- [Written problem 1]
In the piece on Betsy DeVos's confirmation, what caused the wave of criticism that followed her January 17 hearing?
-.-.-
This week the Senate confirmed Betsy DeVos as President Trump’s education secretary, with Vice President Mike Pence casting the final ballot in a historic 51-50 vote.
DeVos, a school reform advocate from Michigan, has been a target of much negative attention. Following her confirmation hearing held on January 17, a wave of criticism arose after DeVos failed to take a stance on any question, one which involved whether she would continue de-funding public school institutions at a national level.
From a societal standpoint, terminating accessible education is a problem for many reasons. Without the backing of federal taxes, the public-school system would not survive and neither would equal opportunities for children. Universal access to free education would slowly be pulled, the correlation between poverty, crime, and the less-educated would continue to grow, and social conditions would generally worsen.
As frightening as the consequences that come with the demolition of public education may be, there is none scarier than the opportunity deregulation would provide for religious schools and curriculum. With 18 years of Catholic school under my belt, I can say with confidence:
The Catholic school system sucks.
Xavier High School sits in the Northeast corner of Cedar Rapids, Iowa. An eyesore tucked away behind a forest of trees, it is home to the obedient daughters and sons of many Catholic parents. Having undergone at least 10 years of religion classes, most of these students are molded in to “God’s perfect image,” otherwise known as people woefully uninformed about the environment surrounding them.
I graduated in 2012 with a class I would not consider God’s perfect image. Not even three months in to my freshman year, an assembly was called to address the underage sexting issue unfolding rapidly amongst my peers. The seniors, at the time, chided our actions, claiming that “Xavier High had never dealt with problems like this in years past.” Back then, I chalked it up to my female friends using a couple choice words. Now far removed from the situation, I see it for what it clearly was.
The signs of failed sex education.
-.-.-
- [Written problem 2]
Print the rows exactly, starting with the first row and going on through the line that contains "svg-text:59.4: 59.4 — [767, 493, 798, 547]", including both.
-.-.-
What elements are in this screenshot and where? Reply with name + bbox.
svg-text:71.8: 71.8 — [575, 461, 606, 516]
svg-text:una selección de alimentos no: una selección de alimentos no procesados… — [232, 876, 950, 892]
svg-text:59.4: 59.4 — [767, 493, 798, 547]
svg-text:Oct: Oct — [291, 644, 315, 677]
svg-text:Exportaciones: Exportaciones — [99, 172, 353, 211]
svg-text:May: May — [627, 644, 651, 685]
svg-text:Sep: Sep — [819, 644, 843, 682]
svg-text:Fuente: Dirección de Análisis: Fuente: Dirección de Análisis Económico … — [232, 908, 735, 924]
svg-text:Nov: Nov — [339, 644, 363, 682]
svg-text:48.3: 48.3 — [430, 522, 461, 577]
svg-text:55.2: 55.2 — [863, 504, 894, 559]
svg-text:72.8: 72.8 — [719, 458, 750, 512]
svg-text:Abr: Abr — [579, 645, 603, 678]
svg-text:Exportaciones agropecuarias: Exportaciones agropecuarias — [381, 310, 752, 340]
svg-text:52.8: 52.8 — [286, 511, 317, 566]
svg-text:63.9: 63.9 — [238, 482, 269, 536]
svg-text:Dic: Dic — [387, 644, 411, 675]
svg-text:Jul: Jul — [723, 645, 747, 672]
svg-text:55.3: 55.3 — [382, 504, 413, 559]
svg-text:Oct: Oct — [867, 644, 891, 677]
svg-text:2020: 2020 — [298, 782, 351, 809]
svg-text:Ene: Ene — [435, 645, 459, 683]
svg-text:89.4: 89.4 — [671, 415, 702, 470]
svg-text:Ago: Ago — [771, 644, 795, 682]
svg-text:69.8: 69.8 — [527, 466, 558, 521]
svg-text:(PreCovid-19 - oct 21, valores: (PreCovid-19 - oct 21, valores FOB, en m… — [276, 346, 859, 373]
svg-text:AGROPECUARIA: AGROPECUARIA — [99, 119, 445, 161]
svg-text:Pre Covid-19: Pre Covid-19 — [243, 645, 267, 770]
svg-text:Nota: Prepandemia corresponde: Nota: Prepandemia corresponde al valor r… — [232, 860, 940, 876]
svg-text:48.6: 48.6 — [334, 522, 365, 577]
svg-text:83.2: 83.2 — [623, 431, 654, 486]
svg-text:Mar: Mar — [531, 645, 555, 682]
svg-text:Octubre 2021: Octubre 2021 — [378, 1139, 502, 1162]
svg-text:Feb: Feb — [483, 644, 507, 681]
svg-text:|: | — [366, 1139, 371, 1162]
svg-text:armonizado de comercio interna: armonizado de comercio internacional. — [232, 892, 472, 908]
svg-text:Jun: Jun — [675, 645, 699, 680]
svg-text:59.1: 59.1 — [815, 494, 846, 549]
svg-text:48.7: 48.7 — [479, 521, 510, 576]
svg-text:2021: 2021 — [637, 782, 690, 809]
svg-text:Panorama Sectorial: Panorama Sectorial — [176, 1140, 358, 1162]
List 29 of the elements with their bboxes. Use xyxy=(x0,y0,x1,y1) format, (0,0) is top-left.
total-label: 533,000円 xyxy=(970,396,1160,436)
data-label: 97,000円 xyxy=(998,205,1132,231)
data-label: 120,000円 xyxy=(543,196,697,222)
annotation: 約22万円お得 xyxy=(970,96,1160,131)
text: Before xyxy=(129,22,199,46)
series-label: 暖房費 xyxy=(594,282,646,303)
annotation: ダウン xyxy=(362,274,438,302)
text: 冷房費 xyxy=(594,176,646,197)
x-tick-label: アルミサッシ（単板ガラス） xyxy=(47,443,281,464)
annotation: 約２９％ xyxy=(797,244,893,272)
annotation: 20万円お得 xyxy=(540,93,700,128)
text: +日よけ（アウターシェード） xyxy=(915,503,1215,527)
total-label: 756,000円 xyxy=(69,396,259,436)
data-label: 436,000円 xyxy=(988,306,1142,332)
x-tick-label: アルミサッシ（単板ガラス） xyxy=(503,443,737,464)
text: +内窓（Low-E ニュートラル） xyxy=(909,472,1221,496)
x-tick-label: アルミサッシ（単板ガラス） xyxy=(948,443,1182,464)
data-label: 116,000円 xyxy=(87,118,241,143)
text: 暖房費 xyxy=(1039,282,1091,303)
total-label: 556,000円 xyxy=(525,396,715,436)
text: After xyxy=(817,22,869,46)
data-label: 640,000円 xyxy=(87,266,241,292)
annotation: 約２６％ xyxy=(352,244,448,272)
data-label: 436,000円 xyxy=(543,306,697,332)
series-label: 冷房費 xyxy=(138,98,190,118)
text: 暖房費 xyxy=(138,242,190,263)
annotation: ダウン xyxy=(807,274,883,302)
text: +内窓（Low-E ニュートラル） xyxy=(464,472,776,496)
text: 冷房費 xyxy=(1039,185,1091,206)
-.-.-
- [Task result 1]
The criticism arose because DeVos failed to take a stance on any question. One of those questions was whether she would continue de-funding public school institutions at a national level.

- [Task result 2]
What elements are in this screenshot and where? Reply with name + bbox.
svg-text:71.8: 71.8 — [575, 461, 606, 516]
svg-text:una selección de alimentos no: una selección de alimentos no procesados… — [232, 876, 950, 892]
svg-text:59.4: 59.4 — [767, 493, 798, 547]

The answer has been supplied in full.